→ Assignment: Copy out each line below in which the string "verteilt" appears.

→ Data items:
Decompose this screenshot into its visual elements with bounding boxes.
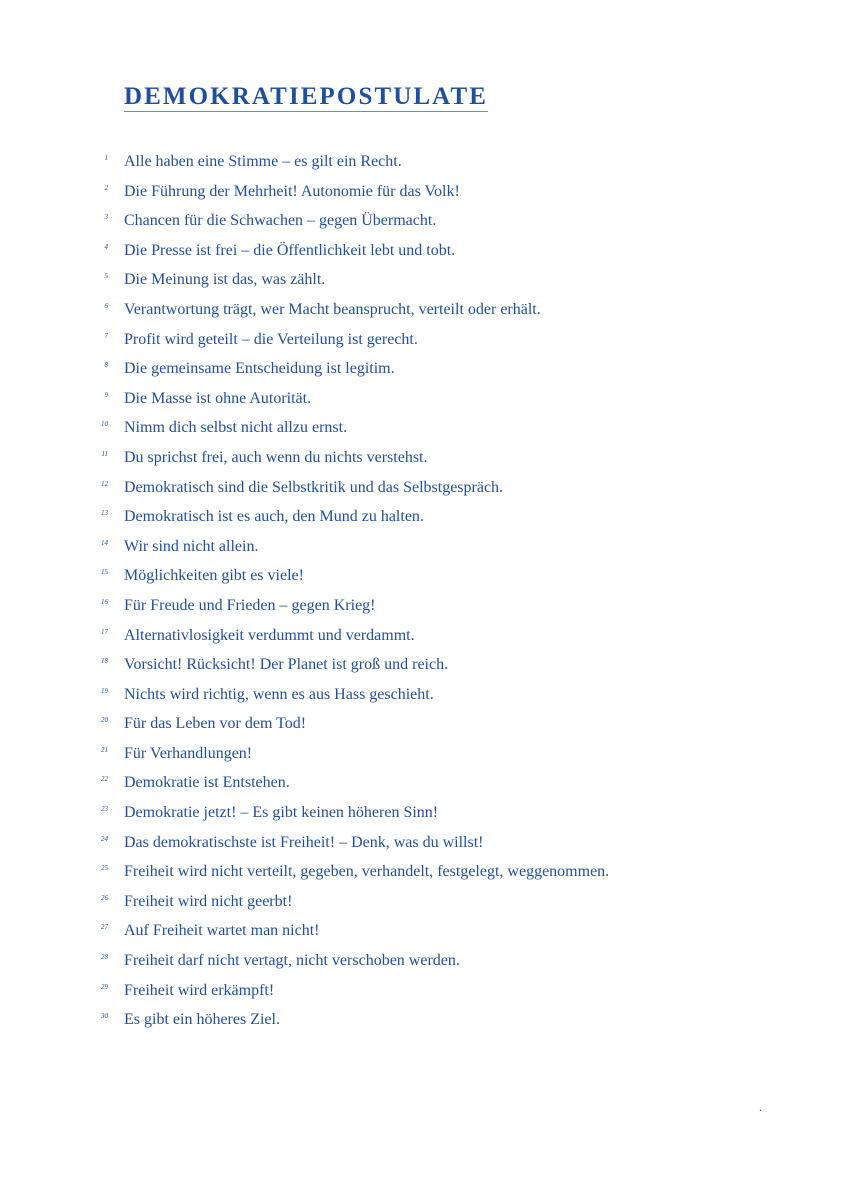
- item-text: Freiheit wird nicht verteilt, gegeben, verhandelt, festgelegt, weggenommen.: [124, 863, 610, 881]
- item-number: 11: [101, 449, 108, 458]
- item-number: 4: [104, 242, 108, 251]
- item-text: Die Führung der Mehrheit! Autonomie für das Volk!: [124, 182, 460, 200]
- item-text: Es gibt ein höheres Ziel.: [124, 1011, 280, 1029]
- list-item: [0, 562, 849, 592]
- item-text: Die gemeinsame Entscheidung ist legitim.: [124, 360, 395, 378]
- list-item: [0, 947, 849, 977]
- item-number: 18: [101, 657, 108, 666]
- list-item: [0, 1006, 849, 1036]
- item-text: Freiheit wird nicht geerbt!: [124, 892, 293, 910]
- item-number: 29: [101, 982, 108, 991]
- list-item: [0, 681, 849, 711]
- item-text: Alle haben eine Stimme – es gilt ein Recht.: [124, 153, 402, 170]
- list-item: [0, 858, 849, 888]
- item-text: Profit wird geteilt – die Verteilung ist gerecht.: [124, 330, 418, 348]
- item-number: 10: [101, 420, 108, 429]
- item-text: Freiheit wird erkämpft!: [124, 981, 275, 999]
- item-number: 30: [101, 1012, 108, 1021]
- item-text: Freiheit darf nicht vertagt, nicht verschoben werden.: [124, 952, 460, 970]
- item-text: Du sprichst frei, auch wenn du nichts verstehst.: [124, 448, 428, 466]
- list-item: [0, 444, 849, 474]
- list-item: [0, 917, 849, 947]
- list-item: [0, 651, 849, 681]
- item-number: 20: [101, 716, 108, 725]
- item-text: Demokratie ist Entstehen.: [124, 774, 290, 792]
- item-text: Vorsicht! Rücksicht! Der Planet ist groß und reich.: [124, 656, 449, 674]
- list-item: [0, 533, 849, 563]
- list-item: [0, 237, 849, 267]
- list-item: [0, 207, 849, 237]
- list-item: [0, 414, 849, 444]
- list-item: [0, 829, 849, 859]
- postulate-list: [0, 148, 849, 1036]
- list-item: [0, 710, 849, 740]
- item-number: 25: [101, 864, 108, 873]
- item-text: Die Presse ist frei – die Öffentlichkeit lebt und tobt.: [124, 241, 456, 259]
- list-item: [0, 769, 849, 799]
- item-text: Nimm dich selbst nicht allzu ernst.: [124, 419, 348, 437]
- item-text: Demokratisch ist es auch, den Mund zu halten.: [124, 508, 424, 526]
- list-item: [0, 385, 849, 415]
- item-number: 9: [104, 390, 108, 399]
- item-number: 19: [101, 686, 108, 695]
- footer-mark: .: [759, 1100, 762, 1114]
- item-text: Für Verhandlungen!: [124, 744, 253, 762]
- list-item: [0, 474, 849, 504]
- item-number: 21: [101, 745, 108, 754]
- list-item: [0, 296, 849, 326]
- item-text: Das demokratischste ist Freiheit! – Denk, was du willst!: [124, 833, 484, 851]
- item-number: 27: [101, 923, 108, 932]
- item-text: Möglichkeiten gibt es viele!: [124, 567, 304, 585]
- item-number: 3: [104, 213, 108, 222]
- item-text: Die Masse ist ohne Autorität.: [124, 389, 312, 407]
- item-text: Für das Leben vor dem Tod!: [124, 715, 307, 733]
- item-number: 23: [101, 805, 108, 814]
- list-item: [0, 977, 849, 1007]
- item-text: Demokratisch sind die Selbstkritik und das Selbstgespräch.: [124, 478, 504, 496]
- item-number: 7: [104, 331, 108, 340]
- page-title: DEMOKRATIEPOSTULATE: [124, 83, 489, 110]
- item-text: Wir sind nicht allein.: [124, 537, 259, 555]
- item-text: Chancen für die Schwachen – gegen Übermacht.: [124, 212, 437, 230]
- item-text: Für Freude und Frieden – gegen Krieg!: [124, 596, 376, 614]
- list-item: [0, 740, 849, 770]
- item-number: 1: [104, 154, 108, 162]
- item-number: 26: [101, 893, 108, 902]
- item-number: 12: [101, 479, 108, 488]
- item-number: 2: [104, 183, 108, 192]
- list-item: [0, 622, 849, 652]
- list-item: [0, 266, 849, 296]
- item-number: 17: [101, 627, 108, 636]
- item-number: 16: [101, 597, 108, 606]
- list-item: [0, 178, 849, 208]
- item-text: Alternativlosigkeit verdummt und verdammt.: [124, 626, 415, 644]
- item-text: Demokratie jetzt! – Es gibt keinen höheren Sinn!: [124, 804, 439, 822]
- item-number: 13: [101, 509, 108, 518]
- item-text: Die Meinung ist das, was zählt.: [124, 271, 326, 289]
- item-number: 24: [101, 834, 108, 843]
- list-item: [0, 592, 849, 622]
- list-item: [0, 326, 849, 356]
- item-number: 22: [101, 775, 108, 784]
- list-item: [0, 799, 849, 829]
- item-number: 14: [101, 538, 108, 547]
- list-item: [0, 888, 849, 918]
- item-text: Nichts wird richtig, wenn es aus Hass geschieht.: [124, 685, 434, 703]
- item-number: 5: [104, 272, 108, 281]
- item-number: 28: [101, 953, 108, 962]
- item-number: 15: [101, 568, 108, 577]
- list-item: [0, 503, 849, 533]
- item-number: 6: [104, 301, 108, 310]
- list-item: [0, 148, 849, 178]
- item-text: Verantwortung trägt, wer Macht beansprucht, verteilt oder erhält.: [124, 300, 541, 318]
- list-item: [0, 355, 849, 385]
- item-number: 8: [104, 361, 108, 370]
- item-text: Auf Freiheit wartet man nicht!: [124, 922, 320, 940]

→ Response area:
- item-text: Freiheit wird nicht verteilt, gegeben, verhandelt, festgelegt, weggenommen.: [124, 863, 610, 881]
- item-text: Verantwortung trägt, wer Macht beansprucht, verteilt oder erhält.: [124, 300, 541, 318]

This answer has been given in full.